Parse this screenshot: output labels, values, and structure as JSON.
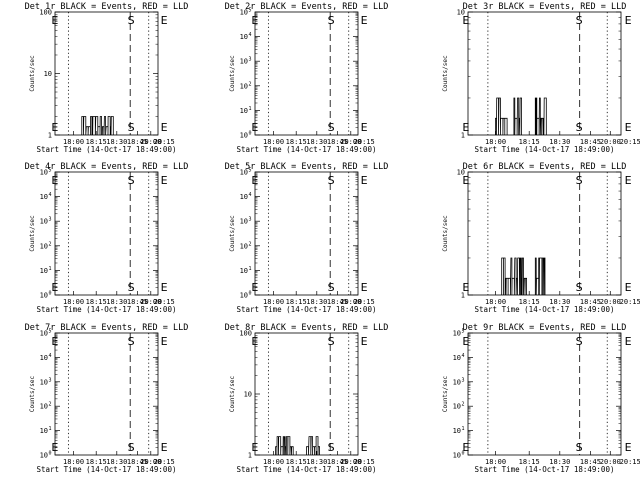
{
  "chart_data": [
    {
      "type": "step",
      "title": "Det 1r BLACK = Events, RED = LLD",
      "ylabel": "Counts/sec",
      "xlabel": "Start Time (14-Oct-17 18:49:00)",
      "yscale": "log",
      "ylim_exp": [
        0,
        2
      ],
      "ytick_style": "plain",
      "yticks": [
        "1",
        "10",
        "100"
      ],
      "x_ticks": [
        "18:00",
        "18:15",
        "18:30",
        "18:45",
        "20:00",
        "20:15"
      ],
      "markers": [
        "E",
        "S",
        "E"
      ],
      "series": [
        {
          "name": "BLACK",
          "color": "#000000",
          "bursts": [
            [
              0.26,
              0.56,
              0.3
            ]
          ],
          "seed": 1
        }
      ]
    },
    {
      "type": "step",
      "title": "Det 2r BLACK = Events, RED = LLD",
      "ylabel": "Counts/sec",
      "xlabel": "Start Time (14-Oct-17 18:49:00)",
      "yscale": "log",
      "ylim_exp": [
        0,
        5
      ],
      "ytick_style": "power",
      "yticks": [
        "0",
        "1",
        "2",
        "3",
        "4",
        "5"
      ],
      "x_ticks": [
        "18:00",
        "18:15",
        "18:30",
        "18:45",
        "20:00",
        "20:15"
      ],
      "markers": [
        "E",
        "S",
        "E"
      ],
      "series": []
    },
    {
      "type": "step",
      "title": "Det 3r BLACK = Events, RED = LLD",
      "ylabel": "Counts/sec",
      "xlabel": "Start Time (14-Oct-17 18:49:00)",
      "yscale": "log",
      "ylim_exp": [
        0,
        1
      ],
      "ytick_style": "plain",
      "yticks": [
        "1",
        "10"
      ],
      "x_ticks": [
        "18:00",
        "18:15",
        "18:30",
        "18:45",
        "20:00",
        "20:15"
      ],
      "markers": [
        "E",
        "S",
        "E"
      ],
      "series": [
        {
          "name": "BLACK",
          "color": "#000000",
          "bursts": [
            [
              0.18,
              0.25,
              0.3
            ],
            [
              0.3,
              0.35,
              0.3
            ],
            [
              0.44,
              0.5,
              0.3
            ]
          ],
          "seed": 3
        }
      ]
    },
    {
      "type": "step",
      "title": "Det 4r BLACK = Events, RED = LLD",
      "ylabel": "Counts/sec",
      "xlabel": "Start Time (14-Oct-17 18:49:00)",
      "yscale": "log",
      "ylim_exp": [
        0,
        5
      ],
      "ytick_style": "power",
      "yticks": [
        "0",
        "1",
        "2",
        "3",
        "4",
        "5"
      ],
      "x_ticks": [
        "18:00",
        "18:15",
        "18:30",
        "18:45",
        "20:00",
        "20:15"
      ],
      "markers": [
        "E",
        "S",
        "E"
      ],
      "series": []
    },
    {
      "type": "step",
      "title": "Det 5r BLACK = Events, RED = LLD",
      "ylabel": "Counts/sec",
      "xlabel": "Start Time (14-Oct-17 18:49:00)",
      "yscale": "log",
      "ylim_exp": [
        0,
        5
      ],
      "ytick_style": "power",
      "yticks": [
        "0",
        "1",
        "2",
        "3",
        "4",
        "5"
      ],
      "x_ticks": [
        "18:00",
        "18:15",
        "18:30",
        "18:45",
        "20:00",
        "20:15"
      ],
      "markers": [
        "E",
        "S",
        "E"
      ],
      "series": []
    },
    {
      "type": "step",
      "title": "Det 6r BLACK = Events, RED = LLD",
      "ylabel": "Counts/sec",
      "xlabel": "Start Time (14-Oct-17 18:49:00)",
      "yscale": "log",
      "ylim_exp": [
        0,
        1
      ],
      "ytick_style": "plain",
      "yticks": [
        "1",
        "10"
      ],
      "x_ticks": [
        "18:00",
        "18:15",
        "18:30",
        "18:45",
        "20:00",
        "20:15"
      ],
      "markers": [
        "E",
        "S",
        "E"
      ],
      "series": [
        {
          "name": "BLACK",
          "color": "#000000",
          "bursts": [
            [
              0.22,
              0.38,
              0.3
            ],
            [
              0.44,
              0.5,
              0.3
            ]
          ],
          "seed": 6
        }
      ]
    },
    {
      "type": "step",
      "title": "Det 7r BLACK = Events, RED = LLD",
      "ylabel": "Counts/sec",
      "xlabel": "Start Time (14-Oct-17 18:49:00)",
      "yscale": "log",
      "ylim_exp": [
        0,
        5
      ],
      "ytick_style": "power",
      "yticks": [
        "0",
        "1",
        "2",
        "3",
        "4",
        "5"
      ],
      "x_ticks": [
        "18:00",
        "18:15",
        "18:30",
        "18:45",
        "20:00",
        "20:15"
      ],
      "markers": [
        "E",
        "S",
        "E"
      ],
      "series": []
    },
    {
      "type": "step",
      "title": "Det 8r BLACK = Events, RED = LLD",
      "ylabel": "Counts/sec",
      "xlabel": "Start Time (14-Oct-17 18:49:00)",
      "yscale": "log",
      "ylim_exp": [
        0,
        2
      ],
      "ytick_style": "plain",
      "yticks": [
        "1",
        "10",
        "100"
      ],
      "x_ticks": [
        "18:00",
        "18:15",
        "18:30",
        "18:45",
        "20:00",
        "20:15"
      ],
      "markers": [
        "E",
        "S",
        "E"
      ],
      "series": [
        {
          "name": "BLACK",
          "color": "#000000",
          "bursts": [
            [
              0.2,
              0.37,
              0.3
            ],
            [
              0.5,
              0.63,
              0.3
            ]
          ],
          "seed": 8
        }
      ]
    },
    {
      "type": "step",
      "title": "Det 9r BLACK = Events, RED = LLD",
      "ylabel": "Counts/sec",
      "xlabel": "Start Time (14-Oct-17 18:49:00)",
      "yscale": "log",
      "ylim_exp": [
        0,
        5
      ],
      "ytick_style": "power",
      "yticks": [
        "0",
        "1",
        "2",
        "3",
        "4",
        "5"
      ],
      "x_ticks": [
        "18:00",
        "18:15",
        "18:30",
        "18:45",
        "20:00",
        "20:15"
      ],
      "markers": [
        "E",
        "S",
        "E"
      ],
      "series": []
    }
  ]
}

*-*-*

**TASK BRIEF**
Repeat the data exactly, excluding the pictures.

**WRITTEN RESPONSE**
Parse this screenshot: output labels, values, and structure as JSON.
{
  "chart_data": [
    {
      "type": "step",
      "title": "Det 1r BLACK = Events, RED = LLD",
      "ylabel": "Counts/sec",
      "xlabel": "Start Time (14-Oct-17 18:49:00)",
      "yscale": "log",
      "ylim_exp": [
        0,
        2
      ],
      "ytick_style": "plain",
      "yticks": [
        "1",
        "10",
        "100"
      ],
      "x_ticks": [
        "18:00",
        "18:15",
        "18:30",
        "18:45",
        "20:00",
        "20:15"
      ],
      "markers": [
        "E",
        "S",
        "E"
      ],
      "series": [
        {
          "name": "BLACK",
          "color": "#000000",
          "bursts": [
            [
              0.26,
              0.56,
              0.3
            ]
          ],
          "seed": 1
        }
      ]
    },
    {
      "type": "step",
      "title": "Det 2r BLACK = Events, RED = LLD",
      "ylabel": "Counts/sec",
      "xlabel": "Start Time (14-Oct-17 18:49:00)",
      "yscale": "log",
      "ylim_exp": [
        0,
        5
      ],
      "ytick_style": "power",
      "yticks": [
        "0",
        "1",
        "2",
        "3",
        "4",
        "5"
      ],
      "x_ticks": [
        "18:00",
        "18:15",
        "18:30",
        "18:45",
        "20:00",
        "20:15"
      ],
      "markers": [
        "E",
        "S",
        "E"
      ],
      "series": []
    },
    {
      "type": "step",
      "title": "Det 3r BLACK = Events, RED = LLD",
      "ylabel": "Counts/sec",
      "xlabel": "Start Time (14-Oct-17 18:49:00)",
      "yscale": "log",
      "ylim_exp": [
        0,
        1
      ],
      "ytick_style": "plain",
      "yticks": [
        "1",
        "10"
      ],
      "x_ticks": [
        "18:00",
        "18:15",
        "18:30",
        "18:45",
        "20:00",
        "20:15"
      ],
      "markers": [
        "E",
        "S",
        "E"
      ],
      "series": [
        {
          "name": "BLACK",
          "color": "#000000",
          "bursts": [
            [
              0.18,
              0.25,
              0.3
            ],
            [
              0.3,
              0.35,
              0.3
            ],
            [
              0.44,
              0.5,
              0.3
            ]
          ],
          "seed": 3
        }
      ]
    },
    {
      "type": "step",
      "title": "Det 4r BLACK = Events, RED = LLD",
      "ylabel": "Counts/sec",
      "xlabel": "Start Time (14-Oct-17 18:49:00)",
      "yscale": "log",
      "ylim_exp": [
        0,
        5
      ],
      "ytick_style": "power",
      "yticks": [
        "0",
        "1",
        "2",
        "3",
        "4",
        "5"
      ],
      "x_ticks": [
        "18:00",
        "18:15",
        "18:30",
        "18:45",
        "20:00",
        "20:15"
      ],
      "markers": [
        "E",
        "S",
        "E"
      ],
      "series": []
    },
    {
      "type": "step",
      "title": "Det 5r BLACK = Events, RED = LLD",
      "ylabel": "Counts/sec",
      "xlabel": "Start Time (14-Oct-17 18:49:00)",
      "yscale": "log",
      "ylim_exp": [
        0,
        5
      ],
      "ytick_style": "power",
      "yticks": [
        "0",
        "1",
        "2",
        "3",
        "4",
        "5"
      ],
      "x_ticks": [
        "18:00",
        "18:15",
        "18:30",
        "18:45",
        "20:00",
        "20:15"
      ],
      "markers": [
        "E",
        "S",
        "E"
      ],
      "series": []
    },
    {
      "type": "step",
      "title": "Det 6r BLACK = Events, RED = LLD",
      "ylabel": "Counts/sec",
      "xlabel": "Start Time (14-Oct-17 18:49:00)",
      "yscale": "log",
      "ylim_exp": [
        0,
        1
      ],
      "ytick_style": "plain",
      "yticks": [
        "1",
        "10"
      ],
      "x_ticks": [
        "18:00",
        "18:15",
        "18:30",
        "18:45",
        "20:00",
        "20:15"
      ],
      "markers": [
        "E",
        "S",
        "E"
      ],
      "series": [
        {
          "name": "BLACK",
          "color": "#000000",
          "bursts": [
            [
              0.22,
              0.38,
              0.3
            ],
            [
              0.44,
              0.5,
              0.3
            ]
          ],
          "seed": 6
        }
      ]
    },
    {
      "type": "step",
      "title": "Det 7r BLACK = Events, RED = LLD",
      "ylabel": "Counts/sec",
      "xlabel": "Start Time (14-Oct-17 18:49:00)",
      "yscale": "log",
      "ylim_exp": [
        0,
        5
      ],
      "ytick_style": "power",
      "yticks": [
        "0",
        "1",
        "2",
        "3",
        "4",
        "5"
      ],
      "x_ticks": [
        "18:00",
        "18:15",
        "18:30",
        "18:45",
        "20:00",
        "20:15"
      ],
      "markers": [
        "E",
        "S",
        "E"
      ],
      "series": []
    },
    {
      "type": "step",
      "title": "Det 8r BLACK = Events, RED = LLD",
      "ylabel": "Counts/sec",
      "xlabel": "Start Time (14-Oct-17 18:49:00)",
      "yscale": "log",
      "ylim_exp": [
        0,
        2
      ],
      "ytick_style": "plain",
      "yticks": [
        "1",
        "10",
        "100"
      ],
      "x_ticks": [
        "18:00",
        "18:15",
        "18:30",
        "18:45",
        "20:00",
        "20:15"
      ],
      "markers": [
        "E",
        "S",
        "E"
      ],
      "series": [
        {
          "name": "BLACK",
          "color": "#000000",
          "bursts": [
            [
              0.2,
              0.37,
              0.3
            ],
            [
              0.5,
              0.63,
              0.3
            ]
          ],
          "seed": 8
        }
      ]
    },
    {
      "type": "step",
      "title": "Det 9r BLACK = Events, RED = LLD",
      "ylabel": "Counts/sec",
      "xlabel": "Start Time (14-Oct-17 18:49:00)",
      "yscale": "log",
      "ylim_exp": [
        0,
        5
      ],
      "ytick_style": "power",
      "yticks": [
        "0",
        "1",
        "2",
        "3",
        "4",
        "5"
      ],
      "x_ticks": [
        "18:00",
        "18:15",
        "18:30",
        "18:45",
        "20:00",
        "20:15"
      ],
      "markers": [
        "E",
        "S",
        "E"
      ],
      "series": []
    }
  ]
}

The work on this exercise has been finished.